Below is a block of records; repeat all of them exactly.

** START SOURCE RECORDS **

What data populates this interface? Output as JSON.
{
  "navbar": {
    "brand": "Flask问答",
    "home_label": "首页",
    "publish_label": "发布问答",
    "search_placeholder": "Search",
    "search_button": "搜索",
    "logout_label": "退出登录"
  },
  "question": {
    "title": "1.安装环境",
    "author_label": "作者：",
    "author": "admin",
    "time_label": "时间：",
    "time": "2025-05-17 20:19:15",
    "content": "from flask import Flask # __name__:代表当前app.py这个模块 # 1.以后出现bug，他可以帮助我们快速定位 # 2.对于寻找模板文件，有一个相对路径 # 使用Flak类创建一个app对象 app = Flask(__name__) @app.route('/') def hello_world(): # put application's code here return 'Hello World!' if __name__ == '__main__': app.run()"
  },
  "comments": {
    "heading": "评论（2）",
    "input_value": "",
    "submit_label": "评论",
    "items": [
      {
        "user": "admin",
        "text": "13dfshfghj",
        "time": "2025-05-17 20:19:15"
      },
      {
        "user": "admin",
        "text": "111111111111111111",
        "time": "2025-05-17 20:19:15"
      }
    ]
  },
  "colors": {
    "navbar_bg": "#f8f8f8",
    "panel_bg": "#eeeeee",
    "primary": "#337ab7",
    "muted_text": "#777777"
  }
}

** END SOURCE RECORDS **

TASK ANSWER:
What data populates this interface? Output as JSON.
{
  "navbar": {
    "brand": "Flask问答",
    "home_label": "首页",
    "publish_label": "发布问答",
    "search_placeholder": "Search",
    "search_button": "搜索",
    "logout_label": "退出登录"
  },
  "question": {
    "title": "1.安装环境",
    "author_label": "作者：",
    "author": "admin",
    "time_label": "时间：",
    "time": "2025-05-17 20:19:15",
    "content": "from flask import Flask # __name__:代表当前app.py这个模块 # 1.以后出现bug，他可以帮助我们快速定位 # 2.对于寻找模板文件，有一个相对路径 # 使用Flak类创建一个app对象 app = Flask(__name__) @app.route('/') def hello_world(): # put application's code here return 'Hello World!' if __name__ == '__main__': app.run()"
  },
  "comments": {
    "heading": "评论（2）",
    "input_value": "",
    "submit_label": "评论",
    "items": [
      {
        "user": "admin",
        "text": "13dfshfghj",
        "time": "2025-05-17 20:19:15"
      },
      {
        "user": "admin",
        "text": "111111111111111111",
        "time": "2025-05-17 20:19:15"
      }
    ]
  },
  "colors": {
    "navbar_bg": "#f8f8f8",
    "panel_bg": "#eeeeee",
    "primary": "#337ab7",
    "muted_text": "#777777"
  }
}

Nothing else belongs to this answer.